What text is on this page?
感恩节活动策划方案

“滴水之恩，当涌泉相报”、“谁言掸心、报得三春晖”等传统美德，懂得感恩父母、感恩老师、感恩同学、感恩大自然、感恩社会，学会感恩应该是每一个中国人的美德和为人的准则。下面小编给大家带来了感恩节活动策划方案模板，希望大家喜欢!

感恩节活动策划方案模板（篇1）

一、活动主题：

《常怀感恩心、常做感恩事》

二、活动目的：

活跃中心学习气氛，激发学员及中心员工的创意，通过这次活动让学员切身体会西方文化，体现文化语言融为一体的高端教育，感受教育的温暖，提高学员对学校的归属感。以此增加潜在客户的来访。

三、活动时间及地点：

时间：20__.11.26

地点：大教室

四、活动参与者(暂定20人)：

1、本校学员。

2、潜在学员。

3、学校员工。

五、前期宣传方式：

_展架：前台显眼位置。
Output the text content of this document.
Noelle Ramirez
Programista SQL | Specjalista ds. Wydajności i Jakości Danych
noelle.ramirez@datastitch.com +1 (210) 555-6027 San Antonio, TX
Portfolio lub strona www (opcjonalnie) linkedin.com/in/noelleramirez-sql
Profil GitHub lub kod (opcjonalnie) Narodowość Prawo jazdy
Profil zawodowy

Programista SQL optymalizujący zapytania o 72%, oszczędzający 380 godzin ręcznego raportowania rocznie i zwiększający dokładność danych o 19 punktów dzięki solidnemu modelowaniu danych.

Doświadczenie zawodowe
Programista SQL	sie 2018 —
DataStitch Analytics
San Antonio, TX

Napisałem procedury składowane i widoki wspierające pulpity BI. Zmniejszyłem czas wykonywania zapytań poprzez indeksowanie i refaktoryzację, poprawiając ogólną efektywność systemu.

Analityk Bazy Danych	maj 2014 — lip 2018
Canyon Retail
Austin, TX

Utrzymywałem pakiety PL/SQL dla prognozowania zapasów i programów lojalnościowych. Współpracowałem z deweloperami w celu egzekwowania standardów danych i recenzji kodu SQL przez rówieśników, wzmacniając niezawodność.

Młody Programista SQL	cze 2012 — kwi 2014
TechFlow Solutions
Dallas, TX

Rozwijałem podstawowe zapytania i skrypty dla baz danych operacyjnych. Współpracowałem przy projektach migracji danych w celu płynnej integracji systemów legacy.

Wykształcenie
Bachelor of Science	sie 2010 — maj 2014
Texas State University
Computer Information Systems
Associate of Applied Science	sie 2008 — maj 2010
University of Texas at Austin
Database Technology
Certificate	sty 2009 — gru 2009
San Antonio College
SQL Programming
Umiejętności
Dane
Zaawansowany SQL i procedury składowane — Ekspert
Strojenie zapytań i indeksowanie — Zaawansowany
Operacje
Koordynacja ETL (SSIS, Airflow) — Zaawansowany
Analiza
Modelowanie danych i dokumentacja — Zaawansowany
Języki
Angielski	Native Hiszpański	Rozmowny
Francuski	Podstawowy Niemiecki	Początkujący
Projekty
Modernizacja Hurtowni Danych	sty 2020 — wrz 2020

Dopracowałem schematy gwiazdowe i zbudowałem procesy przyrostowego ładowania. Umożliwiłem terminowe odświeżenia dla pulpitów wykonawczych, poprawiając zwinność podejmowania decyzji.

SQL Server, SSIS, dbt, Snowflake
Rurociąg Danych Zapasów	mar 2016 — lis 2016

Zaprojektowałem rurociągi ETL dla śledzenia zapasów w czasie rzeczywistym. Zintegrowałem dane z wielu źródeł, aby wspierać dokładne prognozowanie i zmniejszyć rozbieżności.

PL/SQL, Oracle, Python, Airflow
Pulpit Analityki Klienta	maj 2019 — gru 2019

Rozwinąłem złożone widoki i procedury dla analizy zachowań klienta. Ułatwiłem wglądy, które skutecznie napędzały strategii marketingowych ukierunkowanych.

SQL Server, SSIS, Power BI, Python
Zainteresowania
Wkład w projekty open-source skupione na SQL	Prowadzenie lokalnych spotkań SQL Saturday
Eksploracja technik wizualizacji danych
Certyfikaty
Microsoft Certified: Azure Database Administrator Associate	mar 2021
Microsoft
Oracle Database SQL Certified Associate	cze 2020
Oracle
**********
● Given instruction
Retype the whole listing, matching it exactly.

● Completed exercise
What text is on this page?
感恩节活动策划方案

“滴水之恩，当涌泉相报”、“谁言掸心、报得三春晖”等传统美德，懂得感恩父母、感恩老师、感恩同学、感恩大自然、感恩社会，学会感恩应该是每一个中国人的美德和为人的准则。下面小编给大家带来了感恩节活动策划方案模板，希望大家喜欢!

感恩节活动策划方案模板（篇1）

一、活动主题：

《常怀感恩心、常做感恩事》

二、活动目的：

活跃中心学习气氛，激发学员及中心员工的创意，通过这次活动让学员切身体会西方文化，体现文化语言融为一体的高端教育，感受教育的温暖，提高学员对学校的归属感。以此增加潜在客户的来访。

三、活动时间及地点：

时间：20__.11.26

地点：大教室

四、活动参与者(暂定20人)：

1、本校学员。

2、潜在学员。

3、学校员工。

五、前期宣传方式：

_展架：前台显眼位置。
Output the text content of this document.
Noelle Ramirez
Programista SQL | Specjalista ds. Wydajności i Jakości Danych
noelle.ramirez@datastitch.com +1 (210) 555-6027 San Antonio, TX
Portfolio lub strona www (opcjonalnie) linkedin.com/in/noelleramirez-sql
Profil GitHub lub kod (opcjonalnie) Narodowość Prawo jazdy
Profil zawodowy

Programista SQL optymalizujący zapytania o 72%, oszczędzający 380 godzin ręcznego raportowania rocznie i zwiększający dokładność danych o 19 punktów dzięki solidnemu modelowaniu danych.

Doświadczenie zawodowe
Programista SQL	sie 2018 —
DataStitch Analytics
San Antonio, TX

Napisałem procedury składowane i widoki wspierające pulpity BI. Zmniejszyłem czas wykonywania zapytań poprzez indeksowanie i refaktoryzację, poprawiając ogólną efektywność systemu.

Analityk Bazy Danych	maj 2014 — lip 2018
Canyon Retail
Austin, TX

Utrzymywałem pakiety PL/SQL dla prognozowania zapasów i programów lojalnościowych. Współpracowałem z deweloperami w celu egzekwowania standardów danych i recenzji kodu SQL przez rówieśników, wzmacniając niezawodność.

Młody Programista SQL	cze 2012 — kwi 2014
TechFlow Solutions
Dallas, TX

Rozwijałem podstawowe zapytania i skrypty dla baz danych operacyjnych. Współpracowałem przy projektach migracji danych w celu płynnej integracji systemów legacy.

Wykształcenie
Bachelor of Science	sie 2010 — maj 2014
Texas State University
Computer Information Systems
Associate of Applied Science	sie 2008 — maj 2010
University of Texas at Austin
Database Technology
Certificate	sty 2009 — gru 2009
San Antonio College
SQL Programming
Umiejętności
Dane
Zaawansowany SQL i procedury składowane — Ekspert
Strojenie zapytań i indeksowanie — Zaawansowany
Operacje
Koordynacja ETL (SSIS, Airflow) — Zaawansowany
Analiza
Modelowanie danych i dokumentacja — Zaawansowany
Języki
Angielski	Native Hiszpański	Rozmowny
Francuski	Podstawowy Niemiecki	Początkujący
Projekty
Modernizacja Hurtowni Danych	sty 2020 — wrz 2020

Dopracowałem schematy gwiazdowe i zbudowałem procesy przyrostowego ładowania. Umożliwiłem terminowe odświeżenia dla pulpitów wykonawczych, poprawiając zwinność podejmowania decyzji.

SQL Server, SSIS, dbt, Snowflake
Rurociąg Danych Zapasów	mar 2016 — lis 2016

Zaprojektowałem rurociągi ETL dla śledzenia zapasów w czasie rzeczywistym. Zintegrowałem dane z wielu źródeł, aby wspierać dokładne prognozowanie i zmniejszyć rozbieżności.

PL/SQL, Oracle, Python, Airflow
Pulpit Analityki Klienta	maj 2019 — gru 2019

Rozwinąłem złożone widoki i procedury dla analizy zachowań klienta. Ułatwiłem wglądy, które skutecznie napędzały strategii marketingowych ukierunkowanych.

SQL Server, SSIS, Power BI, Python
Zainteresowania
Wkład w projekty open-source skupione na SQL	Prowadzenie lokalnych spotkań SQL Saturday
Eksploracja technik wizualizacji danych
Certyfikaty
Microsoft Certified: Azure Database Administrator Associate	mar 2021
Microsoft
Oracle Database SQL Certified Associate	cze 2020
Oracle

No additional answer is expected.